Input for this task:
####

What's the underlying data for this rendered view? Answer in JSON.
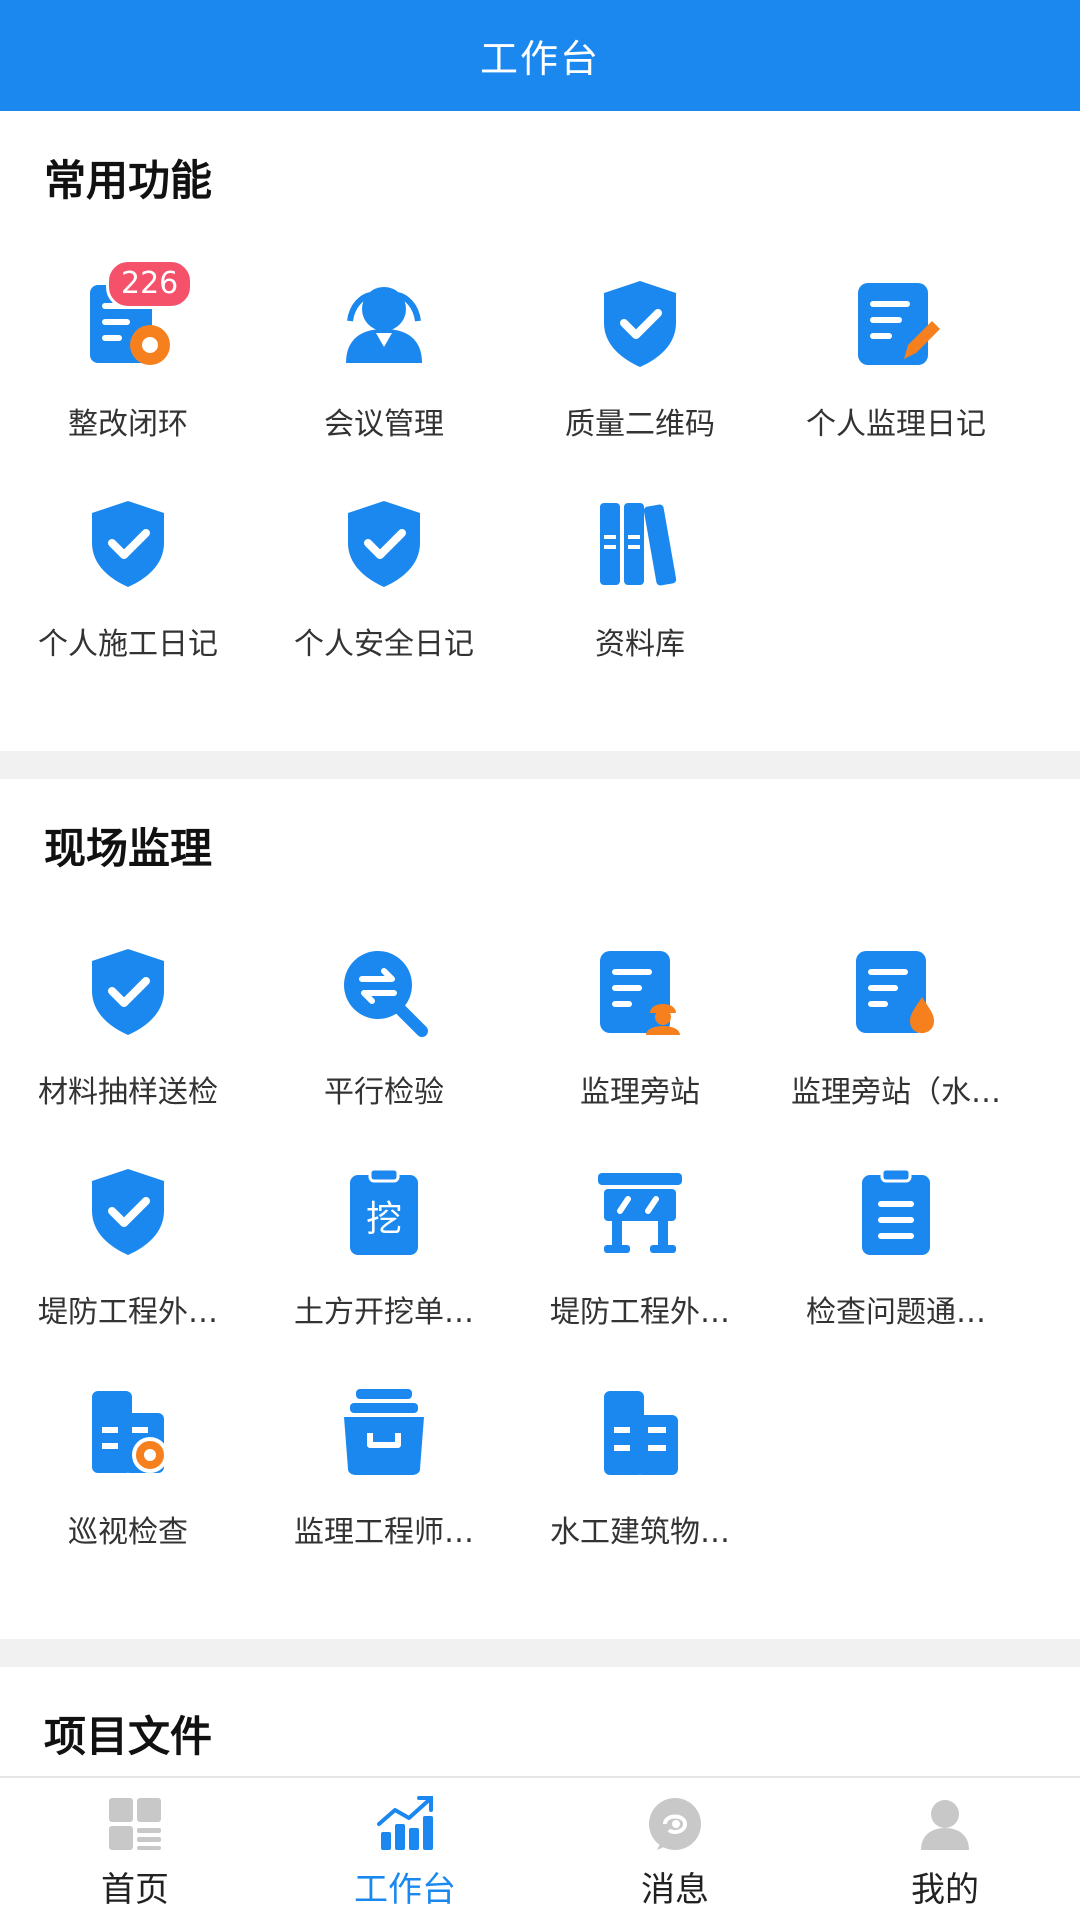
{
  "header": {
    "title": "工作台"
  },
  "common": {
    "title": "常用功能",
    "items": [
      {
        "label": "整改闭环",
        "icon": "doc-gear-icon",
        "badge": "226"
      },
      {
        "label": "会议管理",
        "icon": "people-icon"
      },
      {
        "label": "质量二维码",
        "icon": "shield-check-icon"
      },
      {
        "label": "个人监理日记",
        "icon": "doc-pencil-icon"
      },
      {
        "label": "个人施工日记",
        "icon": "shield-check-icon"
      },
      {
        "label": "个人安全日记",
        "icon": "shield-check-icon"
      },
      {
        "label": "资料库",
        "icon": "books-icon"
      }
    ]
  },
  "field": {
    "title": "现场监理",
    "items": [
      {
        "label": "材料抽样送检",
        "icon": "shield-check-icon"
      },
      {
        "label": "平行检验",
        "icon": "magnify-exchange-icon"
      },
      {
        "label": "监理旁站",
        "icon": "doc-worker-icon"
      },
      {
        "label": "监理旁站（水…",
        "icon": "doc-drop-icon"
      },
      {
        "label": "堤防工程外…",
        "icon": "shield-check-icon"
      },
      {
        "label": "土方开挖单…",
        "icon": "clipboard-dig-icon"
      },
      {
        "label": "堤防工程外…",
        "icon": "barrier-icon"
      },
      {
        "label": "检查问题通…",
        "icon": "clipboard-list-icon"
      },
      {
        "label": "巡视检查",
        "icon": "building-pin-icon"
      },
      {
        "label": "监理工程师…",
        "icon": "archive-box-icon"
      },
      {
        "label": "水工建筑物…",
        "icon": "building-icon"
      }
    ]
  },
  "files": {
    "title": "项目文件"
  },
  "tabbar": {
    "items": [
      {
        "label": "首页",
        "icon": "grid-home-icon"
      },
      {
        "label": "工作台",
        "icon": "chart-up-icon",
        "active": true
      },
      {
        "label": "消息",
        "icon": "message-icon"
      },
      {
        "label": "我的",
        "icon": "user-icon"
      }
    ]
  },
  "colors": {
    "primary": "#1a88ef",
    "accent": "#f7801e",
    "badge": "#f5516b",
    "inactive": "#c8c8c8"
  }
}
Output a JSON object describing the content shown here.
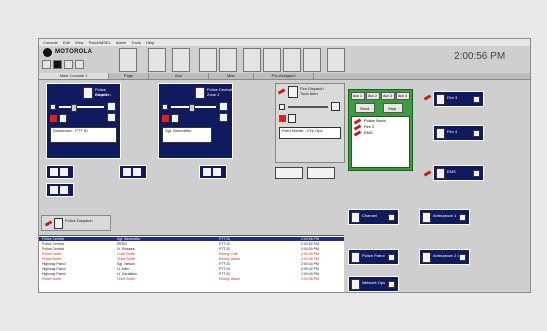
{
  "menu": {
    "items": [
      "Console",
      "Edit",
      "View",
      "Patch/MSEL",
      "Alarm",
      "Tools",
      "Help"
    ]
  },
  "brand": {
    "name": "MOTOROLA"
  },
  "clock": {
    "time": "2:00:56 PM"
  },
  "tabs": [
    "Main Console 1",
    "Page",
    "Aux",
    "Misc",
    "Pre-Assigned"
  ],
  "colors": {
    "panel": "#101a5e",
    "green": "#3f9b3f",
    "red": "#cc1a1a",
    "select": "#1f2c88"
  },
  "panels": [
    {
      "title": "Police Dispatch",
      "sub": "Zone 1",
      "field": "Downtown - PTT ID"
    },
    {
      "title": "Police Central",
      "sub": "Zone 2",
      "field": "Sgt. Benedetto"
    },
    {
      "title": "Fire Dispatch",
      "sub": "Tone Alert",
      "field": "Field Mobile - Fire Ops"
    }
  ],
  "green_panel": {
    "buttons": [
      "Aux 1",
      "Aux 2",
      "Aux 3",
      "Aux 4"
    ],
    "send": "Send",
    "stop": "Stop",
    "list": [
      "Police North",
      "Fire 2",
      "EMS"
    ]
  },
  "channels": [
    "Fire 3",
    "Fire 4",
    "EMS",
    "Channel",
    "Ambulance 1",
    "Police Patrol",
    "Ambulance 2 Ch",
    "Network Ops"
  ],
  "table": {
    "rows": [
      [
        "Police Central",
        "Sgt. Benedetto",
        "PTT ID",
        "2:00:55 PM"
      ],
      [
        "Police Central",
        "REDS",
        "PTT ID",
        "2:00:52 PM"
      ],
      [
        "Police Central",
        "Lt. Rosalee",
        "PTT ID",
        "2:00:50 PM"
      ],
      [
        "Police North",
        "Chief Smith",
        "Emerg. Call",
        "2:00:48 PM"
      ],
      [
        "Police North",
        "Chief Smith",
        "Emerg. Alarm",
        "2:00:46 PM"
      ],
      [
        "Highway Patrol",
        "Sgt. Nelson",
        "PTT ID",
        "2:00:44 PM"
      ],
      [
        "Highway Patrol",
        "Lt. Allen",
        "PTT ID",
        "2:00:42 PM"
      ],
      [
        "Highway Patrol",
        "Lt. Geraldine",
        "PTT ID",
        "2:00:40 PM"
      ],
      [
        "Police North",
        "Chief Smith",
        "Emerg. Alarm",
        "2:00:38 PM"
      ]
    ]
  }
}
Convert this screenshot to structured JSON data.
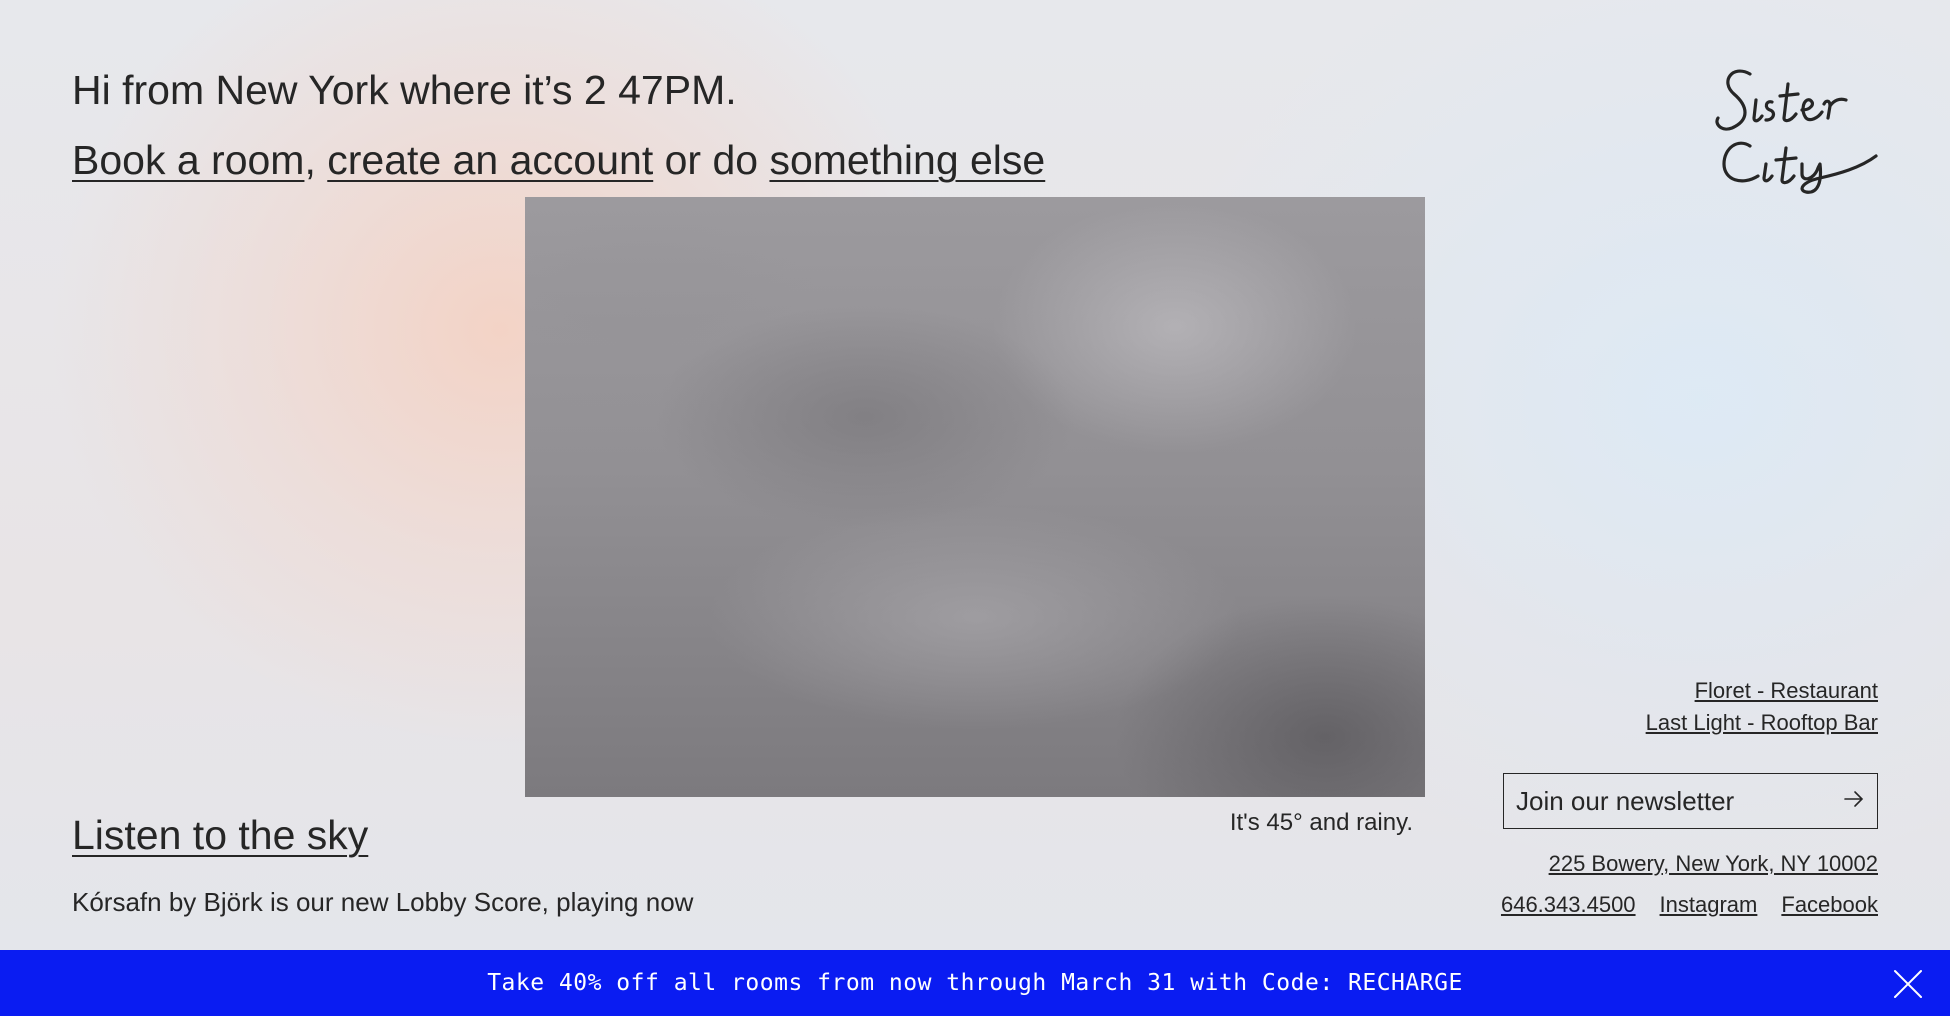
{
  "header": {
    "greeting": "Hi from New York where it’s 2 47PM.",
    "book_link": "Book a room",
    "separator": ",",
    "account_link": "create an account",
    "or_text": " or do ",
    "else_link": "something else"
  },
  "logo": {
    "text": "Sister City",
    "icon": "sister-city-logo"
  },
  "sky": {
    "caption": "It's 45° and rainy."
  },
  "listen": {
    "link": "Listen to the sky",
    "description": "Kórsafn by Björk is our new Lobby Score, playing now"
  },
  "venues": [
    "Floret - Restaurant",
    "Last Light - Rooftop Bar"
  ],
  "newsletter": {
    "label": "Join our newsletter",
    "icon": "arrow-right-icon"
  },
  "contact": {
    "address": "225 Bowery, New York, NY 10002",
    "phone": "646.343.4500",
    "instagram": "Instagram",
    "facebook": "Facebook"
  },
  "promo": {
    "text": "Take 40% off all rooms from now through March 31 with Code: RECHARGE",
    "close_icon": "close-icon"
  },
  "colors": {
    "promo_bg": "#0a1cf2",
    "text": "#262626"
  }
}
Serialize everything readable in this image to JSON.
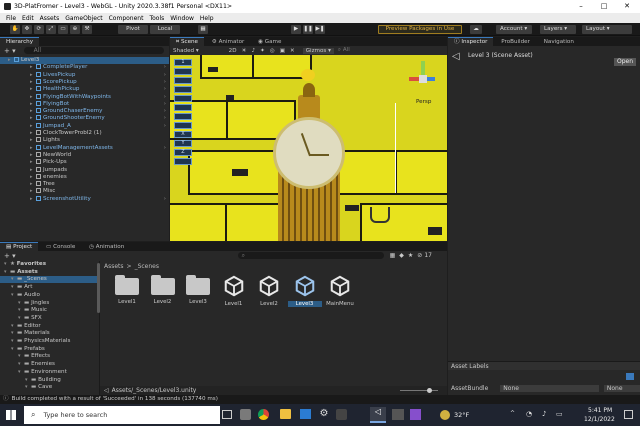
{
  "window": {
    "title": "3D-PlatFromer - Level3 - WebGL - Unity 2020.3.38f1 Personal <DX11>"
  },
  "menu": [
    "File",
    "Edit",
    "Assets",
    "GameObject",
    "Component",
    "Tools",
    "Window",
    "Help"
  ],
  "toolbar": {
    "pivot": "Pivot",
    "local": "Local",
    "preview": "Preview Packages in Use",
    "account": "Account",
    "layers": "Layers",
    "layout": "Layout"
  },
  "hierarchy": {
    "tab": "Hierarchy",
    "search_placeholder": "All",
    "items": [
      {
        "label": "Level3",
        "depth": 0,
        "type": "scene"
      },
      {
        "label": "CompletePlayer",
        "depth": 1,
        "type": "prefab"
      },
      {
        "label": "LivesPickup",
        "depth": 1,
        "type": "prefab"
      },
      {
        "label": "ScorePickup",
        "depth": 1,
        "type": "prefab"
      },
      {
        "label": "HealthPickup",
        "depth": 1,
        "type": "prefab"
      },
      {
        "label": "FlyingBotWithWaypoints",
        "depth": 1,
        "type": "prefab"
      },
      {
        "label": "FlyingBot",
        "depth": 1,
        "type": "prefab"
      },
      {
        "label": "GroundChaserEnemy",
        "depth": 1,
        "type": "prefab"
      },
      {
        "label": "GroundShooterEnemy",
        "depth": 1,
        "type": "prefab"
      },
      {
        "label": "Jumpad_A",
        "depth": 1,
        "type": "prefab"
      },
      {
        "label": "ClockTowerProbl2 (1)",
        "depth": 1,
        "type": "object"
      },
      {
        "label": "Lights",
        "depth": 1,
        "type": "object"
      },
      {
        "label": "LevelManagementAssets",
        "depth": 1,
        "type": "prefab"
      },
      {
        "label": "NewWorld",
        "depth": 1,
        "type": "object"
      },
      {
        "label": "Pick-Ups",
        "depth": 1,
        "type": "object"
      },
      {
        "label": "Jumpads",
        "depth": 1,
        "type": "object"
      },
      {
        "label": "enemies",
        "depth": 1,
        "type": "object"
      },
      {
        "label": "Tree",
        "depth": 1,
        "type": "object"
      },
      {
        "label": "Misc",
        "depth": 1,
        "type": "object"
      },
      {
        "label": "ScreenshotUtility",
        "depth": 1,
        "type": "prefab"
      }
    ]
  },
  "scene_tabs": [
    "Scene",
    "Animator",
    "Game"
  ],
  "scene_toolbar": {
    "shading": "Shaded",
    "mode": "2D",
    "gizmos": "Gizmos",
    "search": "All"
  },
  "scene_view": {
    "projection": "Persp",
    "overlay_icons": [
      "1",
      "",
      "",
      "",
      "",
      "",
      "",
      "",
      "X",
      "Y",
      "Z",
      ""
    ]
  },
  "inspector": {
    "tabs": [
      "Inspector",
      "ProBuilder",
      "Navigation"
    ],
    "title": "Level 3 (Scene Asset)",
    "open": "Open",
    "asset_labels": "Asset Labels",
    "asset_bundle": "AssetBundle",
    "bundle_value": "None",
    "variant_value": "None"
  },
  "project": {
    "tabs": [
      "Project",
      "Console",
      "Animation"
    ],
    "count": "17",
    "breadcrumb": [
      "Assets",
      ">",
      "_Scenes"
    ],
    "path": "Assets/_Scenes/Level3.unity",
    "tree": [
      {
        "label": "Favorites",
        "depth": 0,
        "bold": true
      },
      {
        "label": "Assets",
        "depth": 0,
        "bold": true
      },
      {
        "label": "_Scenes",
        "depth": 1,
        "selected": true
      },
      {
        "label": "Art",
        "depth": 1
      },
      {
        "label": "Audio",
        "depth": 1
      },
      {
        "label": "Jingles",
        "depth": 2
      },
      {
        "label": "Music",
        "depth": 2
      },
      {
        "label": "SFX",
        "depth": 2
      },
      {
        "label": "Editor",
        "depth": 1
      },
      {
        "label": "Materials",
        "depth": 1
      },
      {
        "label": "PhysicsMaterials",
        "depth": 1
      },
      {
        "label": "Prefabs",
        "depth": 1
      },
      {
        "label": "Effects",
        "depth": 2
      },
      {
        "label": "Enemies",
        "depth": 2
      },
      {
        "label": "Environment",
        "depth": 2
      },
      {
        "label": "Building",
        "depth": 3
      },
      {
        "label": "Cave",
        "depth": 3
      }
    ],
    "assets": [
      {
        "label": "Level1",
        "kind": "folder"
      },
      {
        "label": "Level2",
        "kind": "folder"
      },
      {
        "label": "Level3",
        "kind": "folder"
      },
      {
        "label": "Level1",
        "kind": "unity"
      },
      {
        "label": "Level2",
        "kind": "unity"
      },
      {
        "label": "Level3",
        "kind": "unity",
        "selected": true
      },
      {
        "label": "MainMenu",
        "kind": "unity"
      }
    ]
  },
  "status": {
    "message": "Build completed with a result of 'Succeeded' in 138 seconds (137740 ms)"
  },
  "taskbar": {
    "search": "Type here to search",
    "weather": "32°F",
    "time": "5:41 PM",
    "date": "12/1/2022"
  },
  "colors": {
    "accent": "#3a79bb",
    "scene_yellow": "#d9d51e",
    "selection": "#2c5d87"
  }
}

####

Your objective:
Go through the material above and count the lines that contain "York"; give that number alone.

Solution to this problem:
2